Given exercise
Copy out each line featuring the string "nodes" from the entries beneath.

· · · ·

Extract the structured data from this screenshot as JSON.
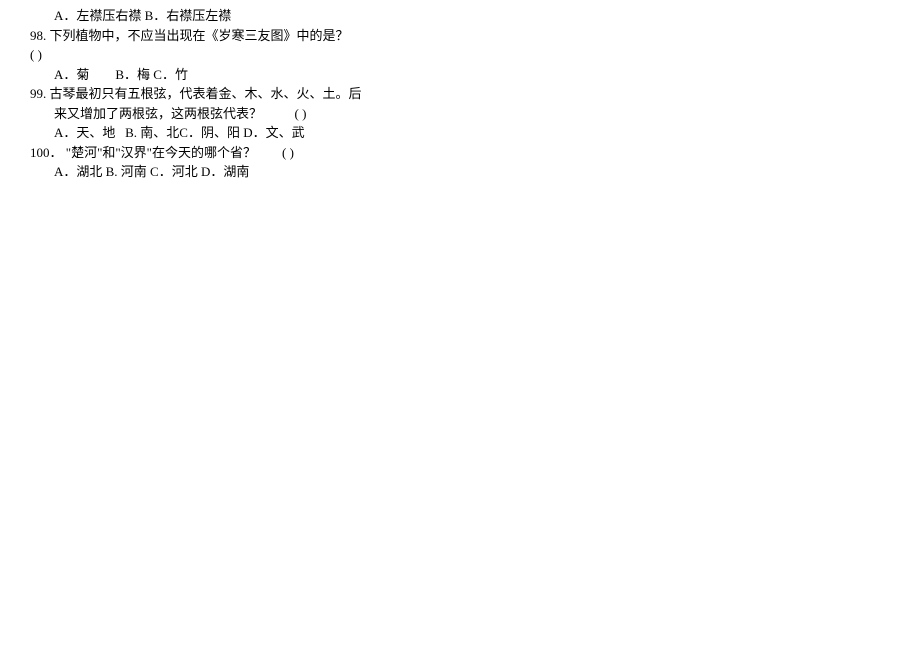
{
  "q97": {
    "options_line": "A．左襟压右襟 B．右襟压左襟"
  },
  "q98": {
    "num": "98.",
    "text": "下列植物中，不应当出现在《岁寒三友图》中的是？",
    "paren": "(  )",
    "options": "A．菊        B．梅 C．竹"
  },
  "q99": {
    "num": "99.",
    "text_part1": "古琴最初只有五根弦，代表着金、木、水、火、土。后",
    "text_part2": "来又增加了两根弦，这两根弦代表？          (  )",
    "options": "A．天、地   B. 南、北C．阴、阳 D．文、武"
  },
  "q100": {
    "num": "100．",
    "text": "\"楚河\"和\"汉界\"在今天的哪个省？        (  )",
    "options": "A．湖北 B. 河南 C．河北 D．湖南"
  }
}
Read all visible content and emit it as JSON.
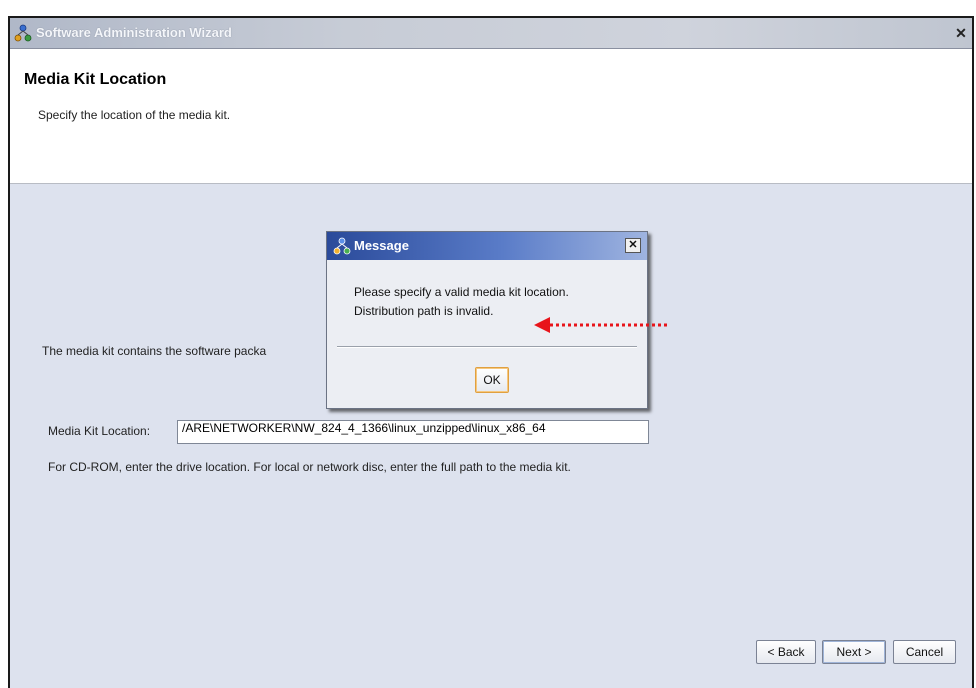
{
  "window": {
    "title": "Software Administration Wizard",
    "close_glyph": "✕"
  },
  "header": {
    "title": "Media Kit Location",
    "subtitle": "Specify the location of the media kit."
  },
  "body": {
    "info_text": "The media kit contains the software packa",
    "location_label": "Media Kit Location:",
    "location_value": "/ARE\\NETWORKER\\NW_824_4_1366\\linux_unzipped\\linux_x86_64",
    "hint_text": "For CD-ROM, enter the drive location. For local or network disc, enter the full path to the media kit."
  },
  "footer": {
    "back_label": "< Back",
    "next_label": "Next >",
    "cancel_label": "Cancel"
  },
  "dialog": {
    "title": "Message",
    "line1": "Please specify a valid media kit location.",
    "line2": "Distribution path is invalid.",
    "ok_label": "OK",
    "close_glyph": "✕"
  },
  "icons": {
    "app": "network-nodes-icon",
    "dialog": "network-nodes-icon",
    "annotation": "red-dotted-arrow-icon"
  },
  "colors": {
    "annotation_arrow": "#e8141a",
    "dialog_title": "#2a4a9a",
    "panel_background": "#dde2ee"
  }
}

· · · ·

Result for this task
    "app": "network-nodes-icon",
    "dialog": "network-nodes-icon",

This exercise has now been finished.